DIRECTIVE
Repeat the records below exactly, leaving out every picture.

◇ ◇ ◇

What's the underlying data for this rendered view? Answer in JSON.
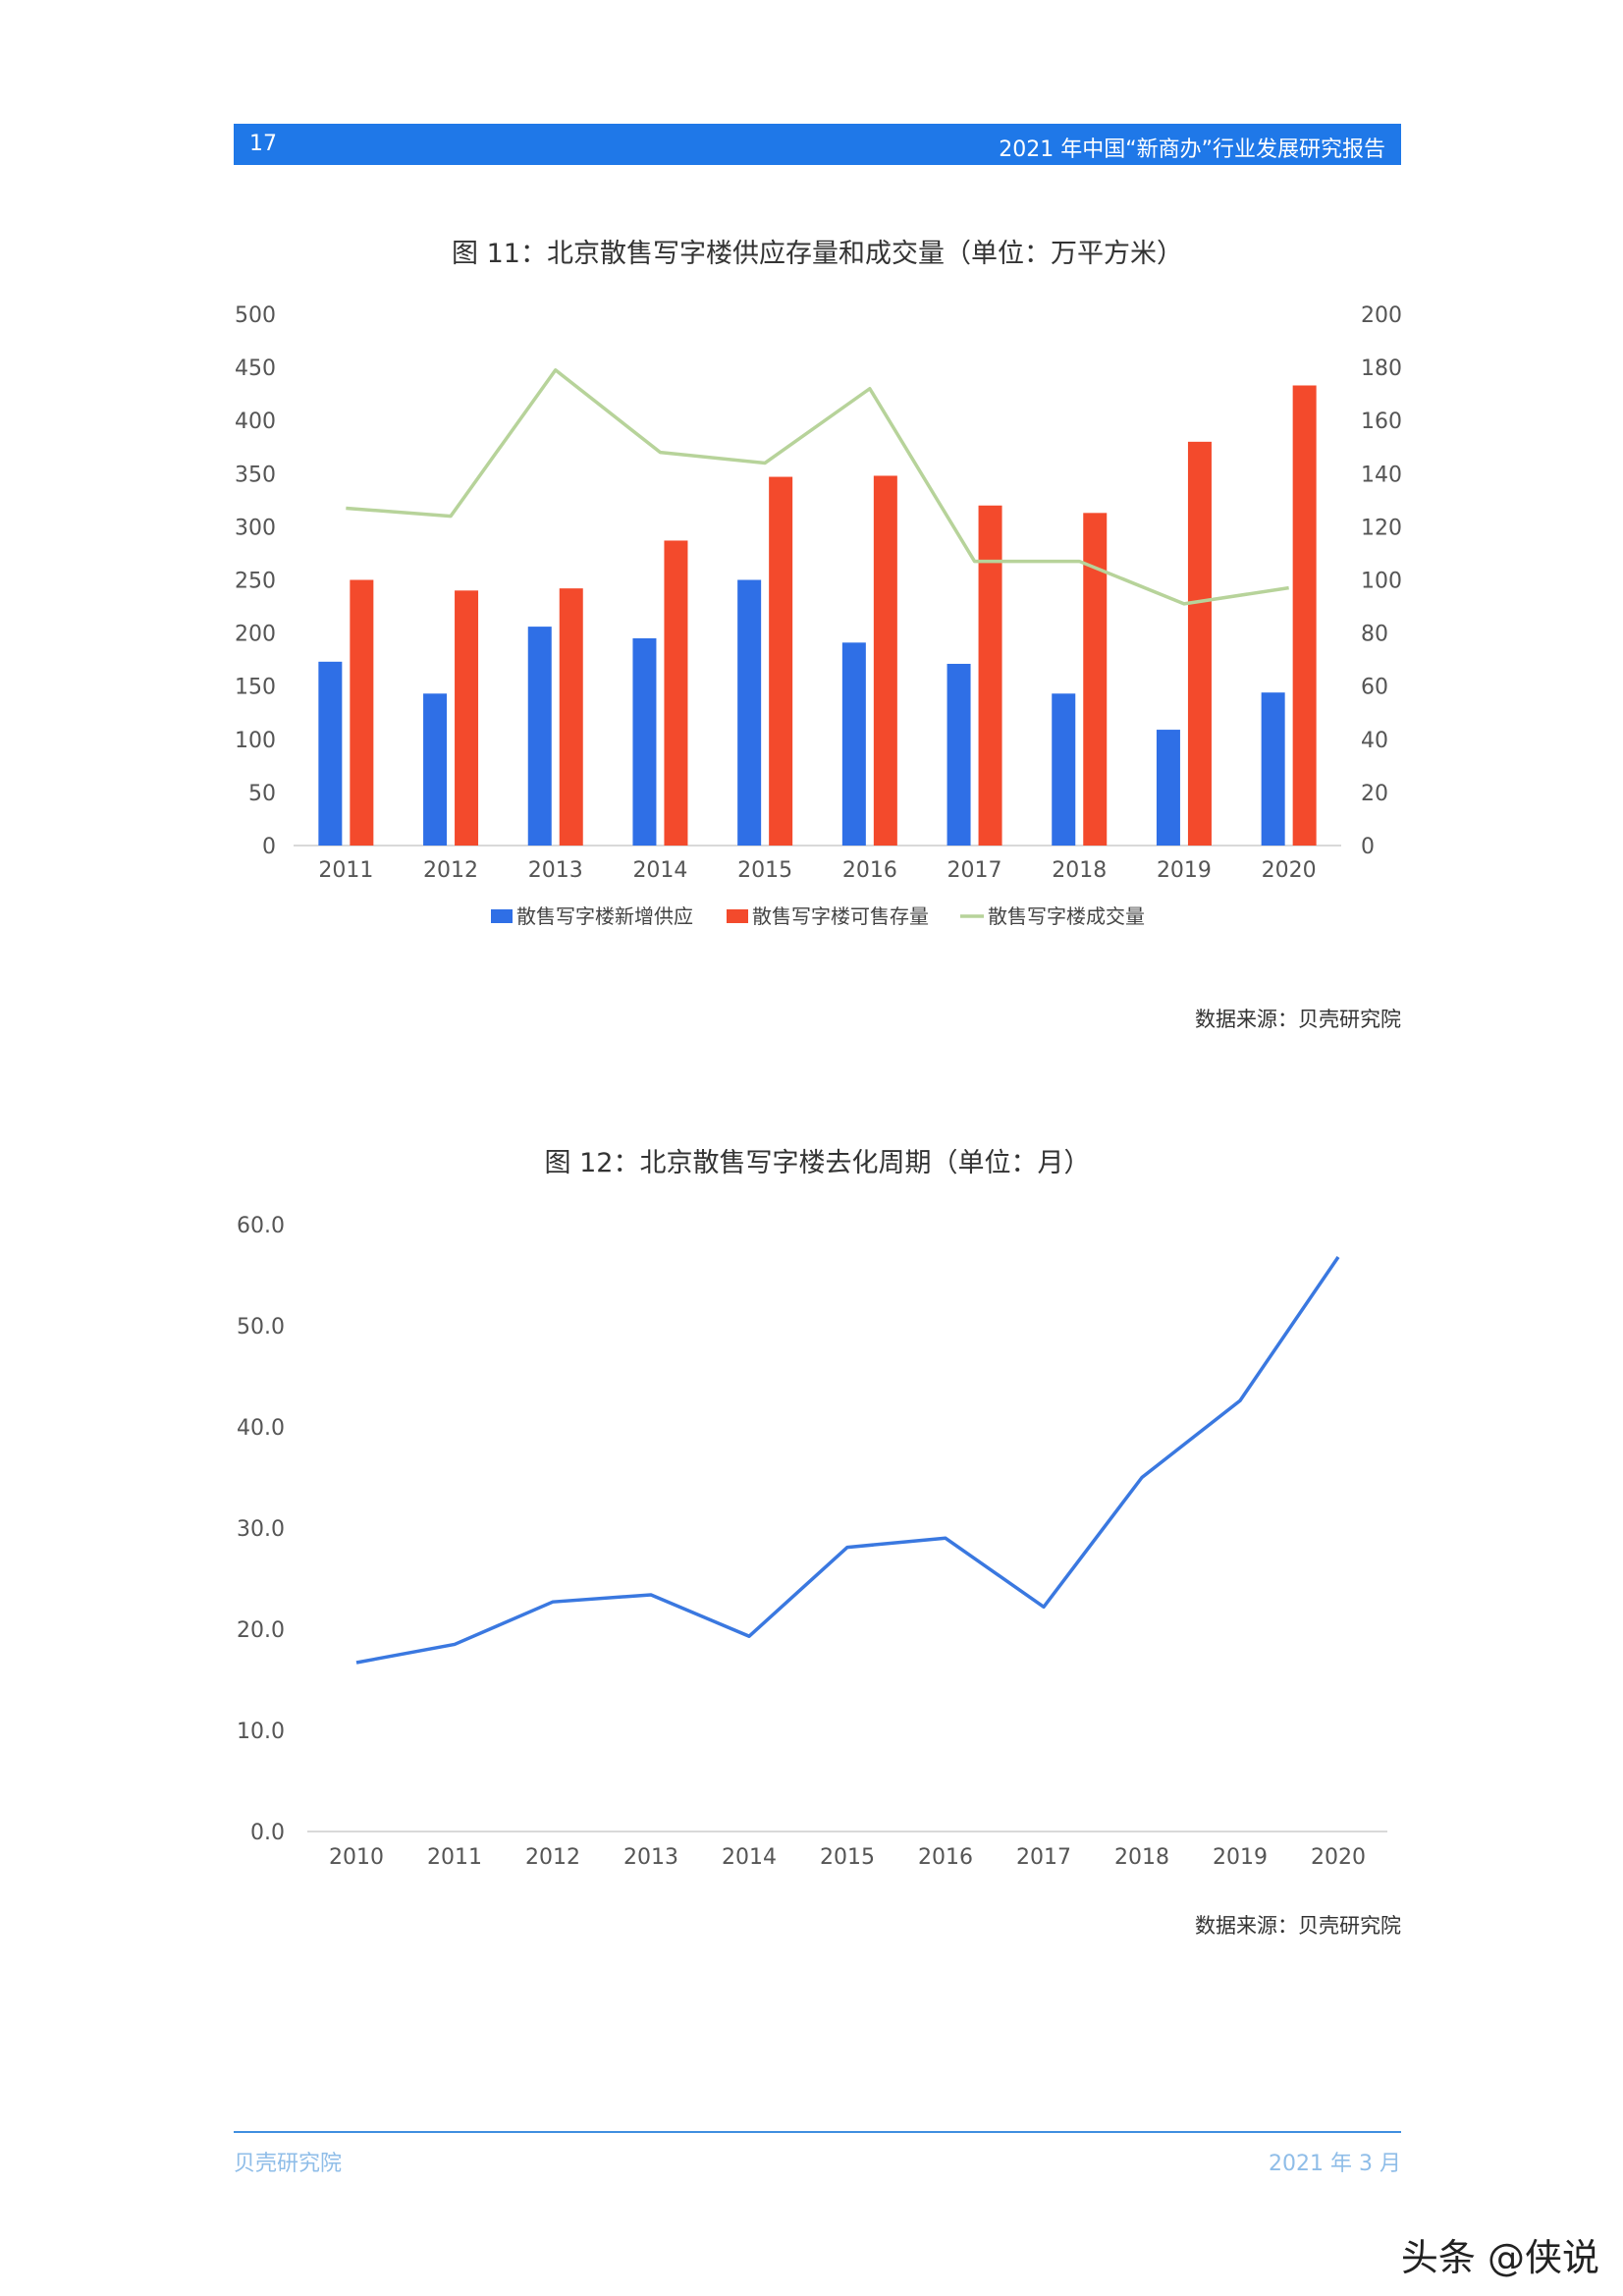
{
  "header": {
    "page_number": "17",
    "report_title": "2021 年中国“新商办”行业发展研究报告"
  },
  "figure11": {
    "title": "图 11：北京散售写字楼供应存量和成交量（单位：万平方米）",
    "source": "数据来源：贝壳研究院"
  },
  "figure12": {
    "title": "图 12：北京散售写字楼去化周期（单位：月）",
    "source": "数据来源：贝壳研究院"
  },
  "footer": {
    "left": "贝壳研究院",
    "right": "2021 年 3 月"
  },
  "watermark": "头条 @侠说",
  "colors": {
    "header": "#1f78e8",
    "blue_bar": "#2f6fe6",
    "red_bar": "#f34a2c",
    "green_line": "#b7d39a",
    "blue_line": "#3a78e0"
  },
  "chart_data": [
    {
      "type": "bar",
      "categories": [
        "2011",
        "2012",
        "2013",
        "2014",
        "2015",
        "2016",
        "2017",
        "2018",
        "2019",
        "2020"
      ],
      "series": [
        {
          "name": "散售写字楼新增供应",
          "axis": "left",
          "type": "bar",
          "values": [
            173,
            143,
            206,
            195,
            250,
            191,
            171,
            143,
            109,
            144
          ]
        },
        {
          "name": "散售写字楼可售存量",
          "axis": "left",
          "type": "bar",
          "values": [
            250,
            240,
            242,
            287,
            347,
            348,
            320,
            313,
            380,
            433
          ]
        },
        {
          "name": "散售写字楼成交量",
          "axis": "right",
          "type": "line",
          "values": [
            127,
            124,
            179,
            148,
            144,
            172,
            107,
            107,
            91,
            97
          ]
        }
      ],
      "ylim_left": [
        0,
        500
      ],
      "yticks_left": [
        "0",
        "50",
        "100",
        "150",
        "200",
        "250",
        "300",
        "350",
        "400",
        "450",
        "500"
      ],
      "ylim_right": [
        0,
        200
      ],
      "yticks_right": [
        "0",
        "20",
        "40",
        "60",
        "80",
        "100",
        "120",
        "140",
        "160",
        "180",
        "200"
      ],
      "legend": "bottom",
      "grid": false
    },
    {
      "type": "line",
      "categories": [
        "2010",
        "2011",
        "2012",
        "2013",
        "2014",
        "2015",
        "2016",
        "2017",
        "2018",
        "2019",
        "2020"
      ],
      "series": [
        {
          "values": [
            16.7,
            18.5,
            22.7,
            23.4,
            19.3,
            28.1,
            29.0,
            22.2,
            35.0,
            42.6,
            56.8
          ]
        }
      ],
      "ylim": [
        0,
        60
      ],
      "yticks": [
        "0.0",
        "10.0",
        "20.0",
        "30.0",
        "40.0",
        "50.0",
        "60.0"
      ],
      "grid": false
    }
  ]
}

◇ ◇ ◇

TASK RESPONSE
What's the underlying data for this rendered view? Answer in JSON.
{
  "header": {
    "page_number": "17",
    "report_title": "2021 年中国“新商办”行业发展研究报告"
  },
  "figure11": {
    "title": "图 11：北京散售写字楼供应存量和成交量（单位：万平方米）",
    "source": "数据来源：贝壳研究院"
  },
  "figure12": {
    "title": "图 12：北京散售写字楼去化周期（单位：月）",
    "source": "数据来源：贝壳研究院"
  },
  "footer": {
    "left": "贝壳研究院",
    "right": "2021 年 3 月"
  },
  "watermark": "头条 @侠说",
  "colors": {
    "header": "#1f78e8",
    "blue_bar": "#2f6fe6",
    "red_bar": "#f34a2c",
    "green_line": "#b7d39a",
    "blue_line": "#3a78e0"
  },
  "chart_data": [
    {
      "type": "bar",
      "categories": [
        "2011",
        "2012",
        "2013",
        "2014",
        "2015",
        "2016",
        "2017",
        "2018",
        "2019",
        "2020"
      ],
      "series": [
        {
          "name": "散售写字楼新增供应",
          "axis": "left",
          "type": "bar",
          "values": [
            173,
            143,
            206,
            195,
            250,
            191,
            171,
            143,
            109,
            144
          ]
        },
        {
          "name": "散售写字楼可售存量",
          "axis": "left",
          "type": "bar",
          "values": [
            250,
            240,
            242,
            287,
            347,
            348,
            320,
            313,
            380,
            433
          ]
        },
        {
          "name": "散售写字楼成交量",
          "axis": "right",
          "type": "line",
          "values": [
            127,
            124,
            179,
            148,
            144,
            172,
            107,
            107,
            91,
            97
          ]
        }
      ],
      "ylim_left": [
        0,
        500
      ],
      "yticks_left": [
        "0",
        "50",
        "100",
        "150",
        "200",
        "250",
        "300",
        "350",
        "400",
        "450",
        "500"
      ],
      "ylim_right": [
        0,
        200
      ],
      "yticks_right": [
        "0",
        "20",
        "40",
        "60",
        "80",
        "100",
        "120",
        "140",
        "160",
        "180",
        "200"
      ],
      "legend": "bottom",
      "grid": false
    },
    {
      "type": "line",
      "categories": [
        "2010",
        "2011",
        "2012",
        "2013",
        "2014",
        "2015",
        "2016",
        "2017",
        "2018",
        "2019",
        "2020"
      ],
      "series": [
        {
          "values": [
            16.7,
            18.5,
            22.7,
            23.4,
            19.3,
            28.1,
            29.0,
            22.2,
            35.0,
            42.6,
            56.8
          ]
        }
      ],
      "ylim": [
        0,
        60
      ],
      "yticks": [
        "0.0",
        "10.0",
        "20.0",
        "30.0",
        "40.0",
        "50.0",
        "60.0"
      ],
      "grid": false
    }
  ]
}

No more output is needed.